# RECORD EXCERPTS start

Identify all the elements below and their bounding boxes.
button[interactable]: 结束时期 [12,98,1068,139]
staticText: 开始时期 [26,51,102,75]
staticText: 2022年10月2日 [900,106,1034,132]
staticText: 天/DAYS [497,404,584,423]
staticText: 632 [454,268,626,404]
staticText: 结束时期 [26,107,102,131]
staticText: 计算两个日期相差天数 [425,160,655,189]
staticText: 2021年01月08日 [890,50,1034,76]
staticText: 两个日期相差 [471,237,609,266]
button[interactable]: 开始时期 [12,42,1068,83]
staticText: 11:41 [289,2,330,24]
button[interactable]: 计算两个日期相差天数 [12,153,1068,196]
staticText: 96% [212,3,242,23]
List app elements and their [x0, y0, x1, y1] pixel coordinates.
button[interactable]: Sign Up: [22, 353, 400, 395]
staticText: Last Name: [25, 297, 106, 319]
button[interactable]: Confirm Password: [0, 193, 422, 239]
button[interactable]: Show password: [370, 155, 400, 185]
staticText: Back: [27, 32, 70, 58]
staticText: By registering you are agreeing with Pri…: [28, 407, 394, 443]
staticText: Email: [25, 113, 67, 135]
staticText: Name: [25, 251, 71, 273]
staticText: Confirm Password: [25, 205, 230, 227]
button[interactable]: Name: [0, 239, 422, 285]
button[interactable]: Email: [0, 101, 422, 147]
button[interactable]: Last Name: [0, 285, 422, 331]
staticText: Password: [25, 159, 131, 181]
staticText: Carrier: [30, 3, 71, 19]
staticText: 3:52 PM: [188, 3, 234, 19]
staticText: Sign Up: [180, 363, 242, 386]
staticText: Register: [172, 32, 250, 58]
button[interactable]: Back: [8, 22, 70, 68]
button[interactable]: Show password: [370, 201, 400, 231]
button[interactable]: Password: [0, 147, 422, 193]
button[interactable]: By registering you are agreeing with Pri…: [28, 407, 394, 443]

# RECORD EXCERPTS end

TASK TO CARRY OUT
Copy every line of the data above verbatim, changing nothing.

WRITTEN RESPONSE
Identify all the elements below and their bounding boxes.
button[interactable]: 结束时期 [12,98,1068,139]
staticText: 开始时期 [26,51,102,75]
staticText: 2022年10月2日 [900,106,1034,132]
staticText: 天/DAYS [497,404,584,423]
staticText: 632 [454,268,626,404]
staticText: 结束时期 [26,107,102,131]
staticText: 计算两个日期相差天数 [425,160,655,189]
staticText: 2021年01月08日 [890,50,1034,76]
staticText: 两个日期相差 [471,237,609,266]
button[interactable]: 开始时期 [12,42,1068,83]
staticText: 11:41 [289,2,330,24]
button[interactable]: 计算两个日期相差天数 [12,153,1068,196]
staticText: 96% [212,3,242,23]
List app elements and their [x0, y0, x1, y1] pixel coordinates.
button[interactable]: Sign Up: [22, 353, 400, 395]
staticText: Last Name: [25, 297, 106, 319]
button[interactable]: Confirm Password: [0, 193, 422, 239]
button[interactable]: Show password: [370, 155, 400, 185]
staticText: Back: [27, 32, 70, 58]
staticText: By registering you are agreeing with Pri…: [28, 407, 394, 443]
staticText: Email: [25, 113, 67, 135]
staticText: Name: [25, 251, 71, 273]
staticText: Confirm Password: [25, 205, 230, 227]
button[interactable]: Name: [0, 239, 422, 285]
button[interactable]: Email: [0, 101, 422, 147]
button[interactable]: Last Name: [0, 285, 422, 331]
staticText: Password: [25, 159, 131, 181]
staticText: Carrier: [30, 3, 71, 19]
staticText: 3:52 PM: [188, 3, 234, 19]
staticText: Sign Up: [180, 363, 242, 386]
staticText: Register: [172, 32, 250, 58]
button[interactable]: Back: [8, 22, 70, 68]
button[interactable]: Show password: [370, 201, 400, 231]
button[interactable]: Password: [0, 147, 422, 193]
button[interactable]: By registering you are agreeing with Pri…: [28, 407, 394, 443]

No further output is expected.